___ INPUT ROWS
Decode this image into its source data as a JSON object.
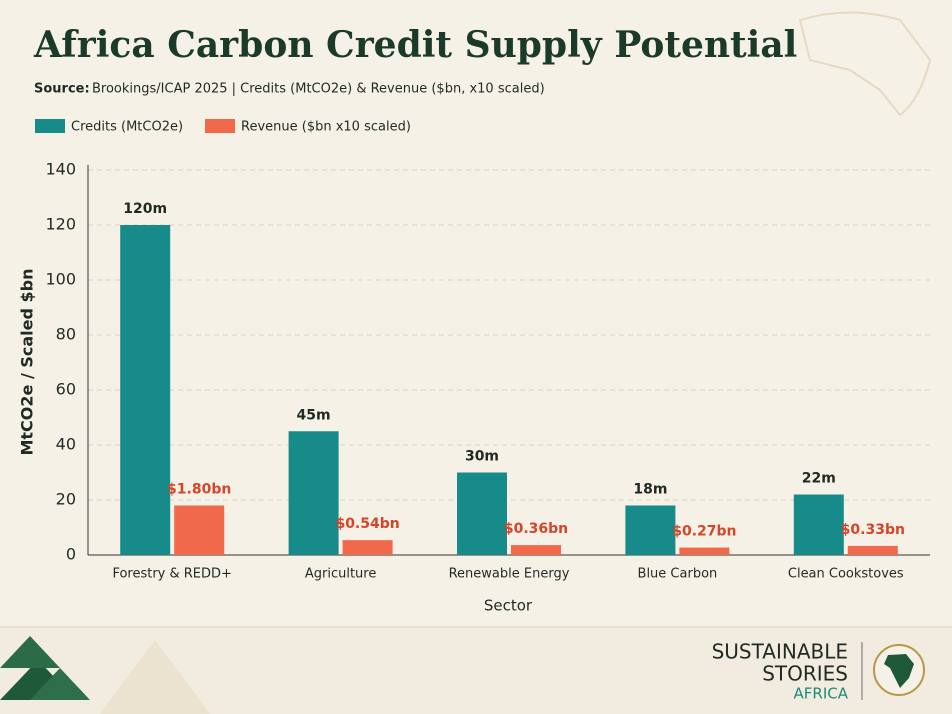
{
  "chart_data": {
    "type": "bar",
    "title": "Africa Carbon Credit Supply Potential",
    "source_label": "Source:",
    "subtitle": "Brookings/ICAP 2025 | Credits (MtCO2e) & Revenue ($bn, x10 scaled)",
    "xlabel": "Sector",
    "ylabel": "MtCO2e / Scaled $bn",
    "categories": [
      "Forestry & REDD+",
      "Agriculture",
      "Renewable Energy",
      "Blue Carbon",
      "Clean Cookstoves"
    ],
    "series": [
      {
        "name": "Credits (MtCO2e)",
        "color": "#178a8a",
        "values": [
          120,
          45,
          30,
          18,
          22
        ],
        "value_labels": [
          "120m",
          "45m",
          "30m",
          "18m",
          "22m"
        ],
        "label_color": "#1f2a24"
      },
      {
        "name": "Revenue ($bn x10 scaled)",
        "color": "#f0694a",
        "values": [
          18,
          5.4,
          3.6,
          2.7,
          3.3
        ],
        "value_labels": [
          "$1.80bn",
          "$0.54bn",
          "$0.36bn",
          "$0.27bn",
          "$0.33bn"
        ],
        "label_color": "#d4452a"
      }
    ],
    "ylim": [
      0,
      140
    ],
    "yticks": [
      0,
      20,
      40,
      60,
      80,
      100,
      120,
      140
    ],
    "grid": true,
    "legend": "top-left"
  },
  "brand": {
    "line1": "SUSTAINABLE",
    "line2": "STORIES",
    "line3": "AFRICA"
  }
}
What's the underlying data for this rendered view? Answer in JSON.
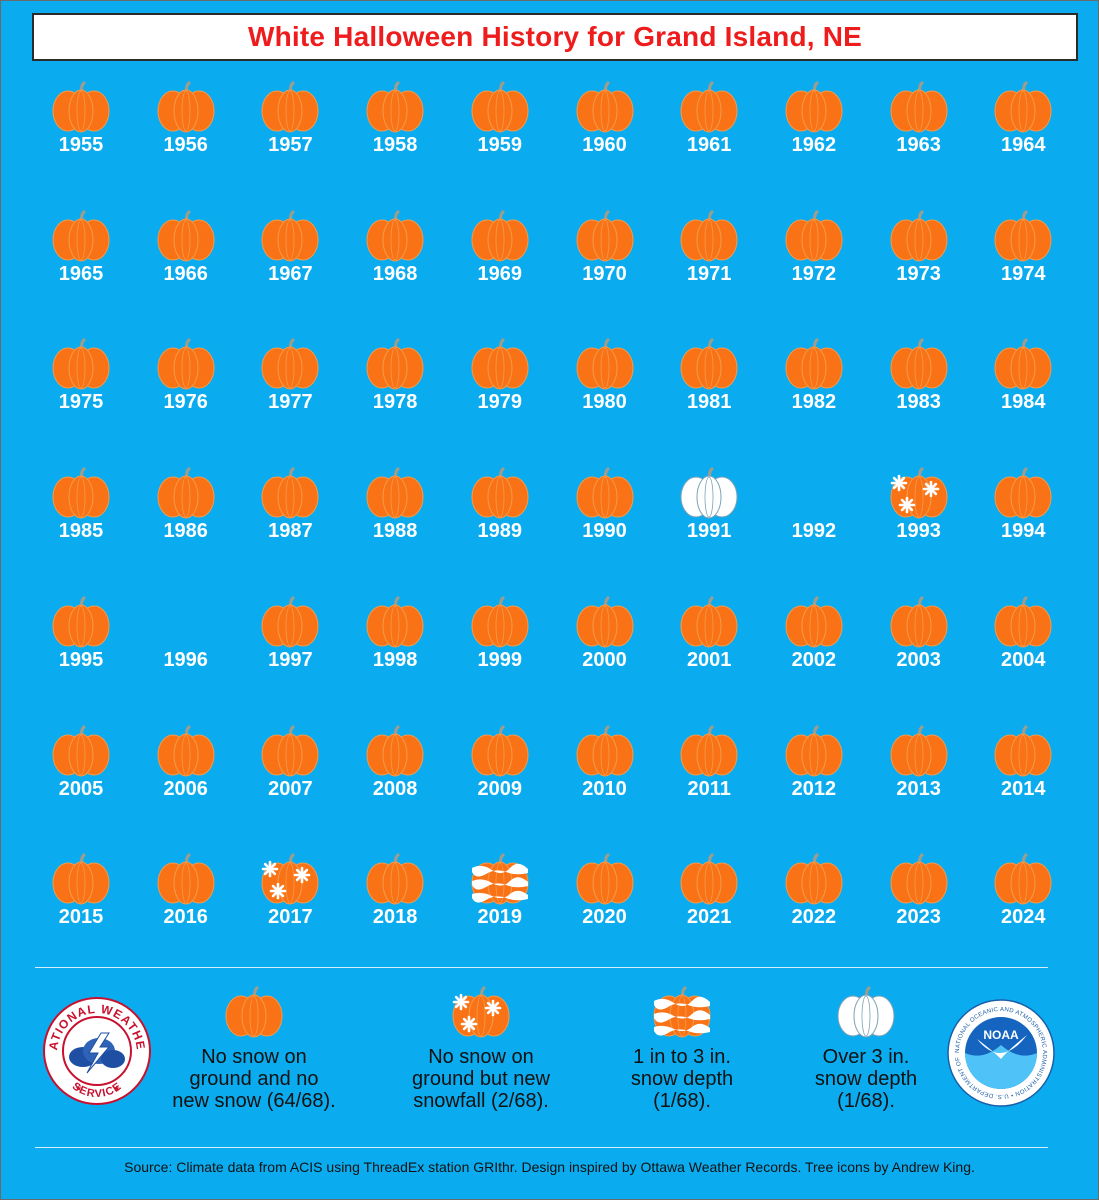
{
  "title": "White Halloween History for Grand Island, NE",
  "colors": {
    "background": "#0aacef",
    "pumpkin": "#f97316",
    "pumpkin_rib": "#f59a4a",
    "stem": "#9c9c8f",
    "snow": "#ffffff",
    "title_text": "#ee1c1c"
  },
  "chart_data": {
    "type": "pictogram-grid",
    "title": "White Halloween History for Grand Island, NE",
    "categories": {
      "none": "No snow on ground and no new snow",
      "newsnow": "No snow on ground but new snowfall",
      "depth1to3": "1 in to 3 in. snow depth",
      "over3": "Over 3 in. snow depth"
    },
    "years": [
      {
        "year": 1955,
        "category": "none"
      },
      {
        "year": 1956,
        "category": "none"
      },
      {
        "year": 1957,
        "category": "none"
      },
      {
        "year": 1958,
        "category": "none"
      },
      {
        "year": 1959,
        "category": "none"
      },
      {
        "year": 1960,
        "category": "none"
      },
      {
        "year": 1961,
        "category": "none"
      },
      {
        "year": 1962,
        "category": "none"
      },
      {
        "year": 1963,
        "category": "none"
      },
      {
        "year": 1964,
        "category": "none"
      },
      {
        "year": 1965,
        "category": "none"
      },
      {
        "year": 1966,
        "category": "none"
      },
      {
        "year": 1967,
        "category": "none"
      },
      {
        "year": 1968,
        "category": "none"
      },
      {
        "year": 1969,
        "category": "none"
      },
      {
        "year": 1970,
        "category": "none"
      },
      {
        "year": 1971,
        "category": "none"
      },
      {
        "year": 1972,
        "category": "none"
      },
      {
        "year": 1973,
        "category": "none"
      },
      {
        "year": 1974,
        "category": "none"
      },
      {
        "year": 1975,
        "category": "none"
      },
      {
        "year": 1976,
        "category": "none"
      },
      {
        "year": 1977,
        "category": "none"
      },
      {
        "year": 1978,
        "category": "none"
      },
      {
        "year": 1979,
        "category": "none"
      },
      {
        "year": 1980,
        "category": "none"
      },
      {
        "year": 1981,
        "category": "none"
      },
      {
        "year": 1982,
        "category": "none"
      },
      {
        "year": 1983,
        "category": "none"
      },
      {
        "year": 1984,
        "category": "none"
      },
      {
        "year": 1985,
        "category": "none"
      },
      {
        "year": 1986,
        "category": "none"
      },
      {
        "year": 1987,
        "category": "none"
      },
      {
        "year": 1988,
        "category": "none"
      },
      {
        "year": 1989,
        "category": "none"
      },
      {
        "year": 1990,
        "category": "none"
      },
      {
        "year": 1991,
        "category": "over3"
      },
      {
        "year": 1992,
        "category": "missing"
      },
      {
        "year": 1993,
        "category": "newsnow"
      },
      {
        "year": 1994,
        "category": "none"
      },
      {
        "year": 1995,
        "category": "none"
      },
      {
        "year": 1996,
        "category": "missing"
      },
      {
        "year": 1997,
        "category": "none"
      },
      {
        "year": 1998,
        "category": "none"
      },
      {
        "year": 1999,
        "category": "none"
      },
      {
        "year": 2000,
        "category": "none"
      },
      {
        "year": 2001,
        "category": "none"
      },
      {
        "year": 2002,
        "category": "none"
      },
      {
        "year": 2003,
        "category": "none"
      },
      {
        "year": 2004,
        "category": "none"
      },
      {
        "year": 2005,
        "category": "none"
      },
      {
        "year": 2006,
        "category": "none"
      },
      {
        "year": 2007,
        "category": "none"
      },
      {
        "year": 2008,
        "category": "none"
      },
      {
        "year": 2009,
        "category": "none"
      },
      {
        "year": 2010,
        "category": "none"
      },
      {
        "year": 2011,
        "category": "none"
      },
      {
        "year": 2012,
        "category": "none"
      },
      {
        "year": 2013,
        "category": "none"
      },
      {
        "year": 2014,
        "category": "none"
      },
      {
        "year": 2015,
        "category": "none"
      },
      {
        "year": 2016,
        "category": "none"
      },
      {
        "year": 2017,
        "category": "newsnow"
      },
      {
        "year": 2018,
        "category": "none"
      },
      {
        "year": 2019,
        "category": "depth1to3"
      },
      {
        "year": 2020,
        "category": "none"
      },
      {
        "year": 2021,
        "category": "none"
      },
      {
        "year": 2022,
        "category": "none"
      },
      {
        "year": 2023,
        "category": "none"
      },
      {
        "year": 2024,
        "category": "none"
      }
    ]
  },
  "legend": [
    {
      "category": "none",
      "text": "No snow on\nground and no\nnew snow (64/68)."
    },
    {
      "category": "newsnow",
      "text": "No snow on\nground but new\nsnowfall (2/68)."
    },
    {
      "category": "depth1to3",
      "text": "1 in to 3 in.\nsnow depth\n(1/68)."
    },
    {
      "category": "over3",
      "text": "Over 3 in.\nsnow depth\n(1/68)."
    }
  ],
  "logos": {
    "nws": {
      "icon": "nws-logo",
      "text": "NATIONAL WEATHER SERVICE"
    },
    "noaa": {
      "icon": "noaa-logo",
      "text": "NOAA"
    }
  },
  "source": "Source: Climate data from ACIS using ThreadEx station GRIthr. Design inspired by Ottawa Weather Records. Tree icons by Andrew King."
}
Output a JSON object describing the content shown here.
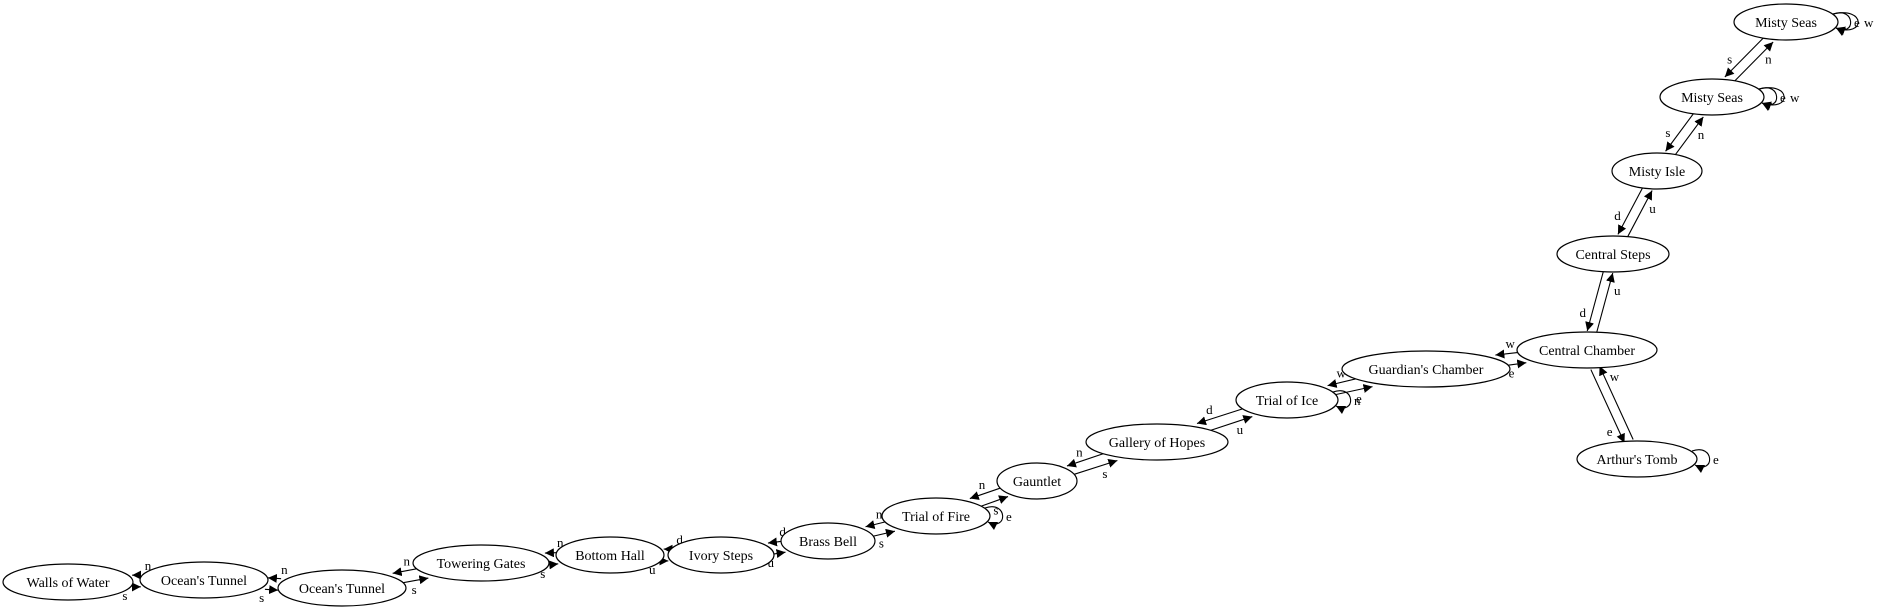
______
Output every entry exactly as given; pictures are not part of the copy.

Decode this image into its source data as a JSON object.
{
  "chart_data": {
    "type": "bar",
    "title": "Africa Carbon Credit Supply Potential",
    "source_label": "Source:",
    "subtitle": "Brookings/ICAP 2025 | Credits (MtCO2e) & Revenue ($bn, x10 scaled)",
    "xlabel": "Sector",
    "ylabel": "MtCO2e / Scaled $bn",
    "categories": [
      "Forestry & REDD+",
      "Agriculture",
      "Renewable Energy",
      "Blue Carbon",
      "Clean Cookstoves"
    ],
    "series": [
      {
        "name": "Credits (MtCO2e)",
        "color": "#178a8a",
        "values": [
          120,
          45,
          30,
          18,
          22
        ],
        "value_labels": [
          "120m",
          "45m",
          "30m",
          "18m",
          "22m"
        ],
        "label_color": "#1f2a24"
      },
      {
        "name": "Revenue ($bn x10 scaled)",
        "color": "#f0694a",
        "values": [
          18,
          5.4,
          3.6,
          2.7,
          3.3
        ],
        "value_labels": [
          "$1.80bn",
          "$0.54bn",
          "$0.36bn",
          "$0.27bn",
          "$0.33bn"
        ],
        "label_color": "#d4452a"
      }
    ],
    "ylim": [
      0,
      140
    ],
    "yticks": [
      0,
      20,
      40,
      60,
      80,
      100,
      120,
      140
    ],
    "grid": true,
    "legend": "top-left"
  },
  "brand": {
    "line1": "SUSTAINABLE",
    "line2": "STORIES",
    "line3": "AFRICA"
  }
}
What's the underlying data for this rendered view? Answer in JSON.
{
  "title": "White Halloween History for Grand Island, NE",
  "colors": {
    "background": "#0aacef",
    "pumpkin": "#f97316",
    "pumpkin_rib": "#f59a4a",
    "stem": "#9c9c8f",
    "snow": "#ffffff",
    "title_text": "#ee1c1c"
  },
  "chart_data": {
    "type": "pictogram-grid",
    "title": "White Halloween History for Grand Island, NE",
    "categories": {
      "none": "No snow on ground and no new snow",
      "newsnow": "No snow on ground but new snowfall",
      "depth1to3": "1 in to 3 in. snow depth",
      "over3": "Over 3 in. snow depth"
    },
    "years": [
      {
        "year": 1955,
        "category": "none"
      },
      {
        "year": 1956,
        "category": "none"
      },
      {
        "year": 1957,
        "category": "none"
      },
      {
        "year": 1958,
        "category": "none"
      },
      {
        "year": 1959,
        "category": "none"
      },
      {
        "year": 1960,
        "category": "none"
      },
      {
        "year": 1961,
        "category": "none"
      },
      {
        "year": 1962,
        "category": "none"
      },
      {
        "year": 1963,
        "category": "none"
      },
      {
        "year": 1964,
        "category": "none"
      },
      {
        "year": 1965,
        "category": "none"
      },
      {
        "year": 1966,
        "category": "none"
      },
      {
        "year": 1967,
        "category": "none"
      },
      {
        "year": 1968,
        "category": "none"
      },
      {
        "year": 1969,
        "category": "none"
      },
      {
        "year": 1970,
        "category": "none"
      },
      {
        "year": 1971,
        "category": "none"
      },
      {
        "year": 1972,
        "category": "none"
      },
      {
        "year": 1973,
        "category": "none"
      },
      {
        "year": 1974,
        "category": "none"
      },
      {
        "year": 1975,
        "category": "none"
      },
      {
        "year": 1976,
        "category": "none"
      },
      {
        "year": 1977,
        "category": "none"
      },
      {
        "year": 1978,
        "category": "none"
      },
      {
        "year": 1979,
        "category": "none"
      },
      {
        "year": 1980,
        "category": "none"
      },
      {
        "year": 1981,
        "category": "none"
      },
      {
        "year": 1982,
        "category": "none"
      },
      {
        "year": 1983,
        "category": "none"
      },
      {
        "year": 1984,
        "category": "none"
      },
      {
        "year": 1985,
        "category": "none"
      },
      {
        "year": 1986,
        "category": "none"
      },
      {
        "year": 1987,
        "category": "none"
      },
      {
        "year": 1988,
        "category": "none"
      },
      {
        "year": 1989,
        "category": "none"
      },
      {
        "year": 1990,
        "category": "none"
      },
      {
        "year": 1991,
        "category": "over3"
      },
      {
        "year": 1992,
        "category": "missing"
      },
      {
        "year": 1993,
        "category": "newsnow"
      },
      {
        "year": 1994,
        "category": "none"
      },
      {
        "year": 1995,
        "category": "none"
      },
      {
        "year": 1996,
        "category": "missing"
      },
      {
        "year": 1997,
        "category": "none"
      },
      {
        "year": 1998,
        "category": "none"
      },
      {
        "year": 1999,
        "category": "none"
      },
      {
        "year": 2000,
        "category": "none"
      },
      {
        "year": 2001,
        "category": "none"
      },
      {
        "year": 2002,
        "category": "none"
      },
      {
        "year": 2003,
        "category": "none"
      },
      {
        "year": 2004,
        "category": "none"
      },
      {
        "year": 2005,
        "category": "none"
      },
      {
        "year": 2006,
        "category": "none"
      },
      {
        "year": 2007,
        "category": "none"
      },
      {
        "year": 2008,
        "category": "none"
      },
      {
        "year": 2009,
        "category": "none"
      },
      {
        "year": 2010,
        "category": "none"
      },
      {
        "year": 2011,
        "category": "none"
      },
      {
        "year": 2012,
        "category": "none"
      },
      {
        "year": 2013,
        "category": "none"
      },
      {
        "year": 2014,
        "category": "none"
      },
      {
        "year": 2015,
        "category": "none"
      },
      {
        "year": 2016,
        "category": "none"
      },
      {
        "year": 2017,
        "category": "newsnow"
      },
      {
        "year": 2018,
        "category": "none"
      },
      {
        "year": 2019,
        "category": "depth1to3"
      },
      {
        "year": 2020,
        "category": "none"
      },
      {
        "year": 2021,
        "category": "none"
      },
      {
        "year": 2022,
        "category": "none"
      },
      {
        "year": 2023,
        "category": "none"
      },
      {
        "year": 2024,
        "category": "none"
      }
    ]
  },
  "legend": [
    {
      "category": "none",
      "text": "No snow on\nground and no\nnew snow (64/68)."
    },
    {
      "category": "newsnow",
      "text": "No snow on\nground but new\nsnowfall (2/68)."
    },
    {
      "category": "depth1to3",
      "text": "1 in to 3 in.\nsnow depth\n(1/68)."
    },
    {
      "category": "over3",
      "text": "Over 3 in.\nsnow depth\n(1/68)."
    }
  ],
  "logos": {
    "nws": {
      "icon": "nws-logo",
      "text": "NATIONAL WEATHER SERVICE"
    },
    "noaa": {
      "icon": "noaa-logo",
      "text": "NOAA"
    }
  },
  "source": "Source: Climate data from ACIS using ThreadEx station GRIthr. Design inspired by Ottawa Weather Records. Tree icons by Andrew King."
}
Output a JSON object describing the content shown here.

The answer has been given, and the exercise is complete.